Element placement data
# # #
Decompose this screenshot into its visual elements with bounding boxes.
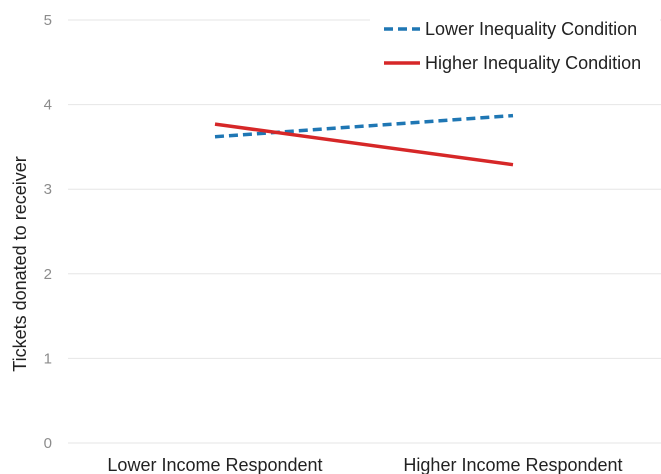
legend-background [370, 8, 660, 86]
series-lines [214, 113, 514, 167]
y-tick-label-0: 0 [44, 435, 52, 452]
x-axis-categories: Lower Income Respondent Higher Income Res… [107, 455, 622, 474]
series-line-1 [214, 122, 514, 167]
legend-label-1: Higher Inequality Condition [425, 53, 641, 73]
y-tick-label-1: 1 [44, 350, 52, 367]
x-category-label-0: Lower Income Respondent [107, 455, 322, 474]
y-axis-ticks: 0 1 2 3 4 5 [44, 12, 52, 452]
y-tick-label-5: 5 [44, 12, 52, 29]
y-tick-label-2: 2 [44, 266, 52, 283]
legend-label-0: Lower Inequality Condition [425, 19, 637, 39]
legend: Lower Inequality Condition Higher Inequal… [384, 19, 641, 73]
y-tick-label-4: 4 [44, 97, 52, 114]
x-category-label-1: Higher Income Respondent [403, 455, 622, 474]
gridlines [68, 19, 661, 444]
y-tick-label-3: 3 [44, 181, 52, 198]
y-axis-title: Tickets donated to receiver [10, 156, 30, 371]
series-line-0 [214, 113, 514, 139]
# # #
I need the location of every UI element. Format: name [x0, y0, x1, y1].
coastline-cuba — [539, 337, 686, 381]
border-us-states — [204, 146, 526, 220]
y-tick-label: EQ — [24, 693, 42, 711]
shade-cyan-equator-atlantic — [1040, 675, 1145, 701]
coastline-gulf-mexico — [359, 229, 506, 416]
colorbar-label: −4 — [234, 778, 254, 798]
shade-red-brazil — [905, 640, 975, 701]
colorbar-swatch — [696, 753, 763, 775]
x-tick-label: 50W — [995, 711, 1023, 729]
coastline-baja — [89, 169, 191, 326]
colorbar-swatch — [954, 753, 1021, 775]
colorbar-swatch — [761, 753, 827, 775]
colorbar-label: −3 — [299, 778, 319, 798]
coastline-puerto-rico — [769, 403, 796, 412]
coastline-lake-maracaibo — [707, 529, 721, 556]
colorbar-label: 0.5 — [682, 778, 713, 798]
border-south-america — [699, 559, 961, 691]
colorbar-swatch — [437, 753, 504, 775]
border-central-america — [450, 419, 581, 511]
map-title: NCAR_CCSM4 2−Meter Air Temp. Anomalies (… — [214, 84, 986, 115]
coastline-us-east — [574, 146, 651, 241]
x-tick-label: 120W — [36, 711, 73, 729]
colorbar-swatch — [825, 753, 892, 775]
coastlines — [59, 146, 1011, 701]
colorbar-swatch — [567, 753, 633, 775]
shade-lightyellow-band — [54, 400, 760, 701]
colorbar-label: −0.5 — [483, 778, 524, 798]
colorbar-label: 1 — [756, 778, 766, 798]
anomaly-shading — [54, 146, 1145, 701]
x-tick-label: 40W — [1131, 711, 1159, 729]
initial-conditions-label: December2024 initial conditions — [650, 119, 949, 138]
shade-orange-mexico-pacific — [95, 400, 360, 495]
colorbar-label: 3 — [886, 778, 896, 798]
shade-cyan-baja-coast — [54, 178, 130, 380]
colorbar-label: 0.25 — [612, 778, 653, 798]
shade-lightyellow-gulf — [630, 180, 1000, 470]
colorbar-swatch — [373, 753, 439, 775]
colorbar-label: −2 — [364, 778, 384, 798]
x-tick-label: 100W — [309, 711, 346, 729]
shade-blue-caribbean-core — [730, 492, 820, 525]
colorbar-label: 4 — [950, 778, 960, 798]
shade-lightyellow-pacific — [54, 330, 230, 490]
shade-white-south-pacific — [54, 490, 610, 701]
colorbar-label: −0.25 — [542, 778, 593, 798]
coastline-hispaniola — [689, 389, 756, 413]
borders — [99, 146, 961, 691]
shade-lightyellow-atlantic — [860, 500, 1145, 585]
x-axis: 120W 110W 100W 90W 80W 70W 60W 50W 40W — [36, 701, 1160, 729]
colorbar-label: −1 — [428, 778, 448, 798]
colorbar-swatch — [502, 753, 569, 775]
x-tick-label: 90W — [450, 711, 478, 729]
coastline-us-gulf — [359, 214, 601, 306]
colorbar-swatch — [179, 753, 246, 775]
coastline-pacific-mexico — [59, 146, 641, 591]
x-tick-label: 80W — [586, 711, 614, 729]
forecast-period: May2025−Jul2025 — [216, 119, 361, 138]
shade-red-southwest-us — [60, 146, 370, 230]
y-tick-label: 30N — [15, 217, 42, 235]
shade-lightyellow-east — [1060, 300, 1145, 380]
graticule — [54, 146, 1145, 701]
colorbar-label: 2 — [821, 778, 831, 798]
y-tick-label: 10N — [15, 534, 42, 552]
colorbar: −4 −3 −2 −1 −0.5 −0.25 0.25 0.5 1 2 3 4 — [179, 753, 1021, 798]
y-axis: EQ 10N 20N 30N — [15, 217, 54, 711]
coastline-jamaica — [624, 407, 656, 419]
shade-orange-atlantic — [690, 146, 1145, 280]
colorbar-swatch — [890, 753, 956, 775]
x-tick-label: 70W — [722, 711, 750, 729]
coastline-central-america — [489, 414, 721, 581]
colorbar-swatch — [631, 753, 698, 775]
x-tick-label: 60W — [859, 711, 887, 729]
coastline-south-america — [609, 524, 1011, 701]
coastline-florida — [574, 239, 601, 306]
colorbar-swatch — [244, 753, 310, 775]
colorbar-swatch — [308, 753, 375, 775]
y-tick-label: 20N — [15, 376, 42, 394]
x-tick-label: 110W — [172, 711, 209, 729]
# # #
TASK DETAILS = Rewrite everything from the line containing "legend-background [370, 8, 660, 86]" down to the line containing "x-category-label-1: Higher Income", changing "Condition" to "Treatment" and leaving all else as it is.

RESULT FOR THIS EXERCISE =
legend-background [370, 8, 660, 86]
series-lines [214, 113, 514, 167]
y-tick-label-0: 0 [44, 435, 52, 452]
x-axis-categories: Lower Income Respondent Higher Income Res… [107, 455, 622, 474]
series-line-1 [214, 122, 514, 167]
legend-label-1: Higher Inequality Treatment [425, 53, 641, 73]
y-tick-label-1: 1 [44, 350, 52, 367]
x-category-label-0: Lower Income Respondent [107, 455, 322, 474]
y-axis-ticks: 0 1 2 3 4 5 [44, 12, 52, 452]
y-tick-label-5: 5 [44, 12, 52, 29]
y-tick-label-2: 2 [44, 266, 52, 283]
legend-label-0: Lower Inequality Treatment [425, 19, 637, 39]
legend: Lower Inequality Treatment Higher Inequal… [384, 19, 641, 73]
y-tick-label-4: 4 [44, 97, 52, 114]
x-category-label-1: Higher Income Respondent [403, 455, 622, 474]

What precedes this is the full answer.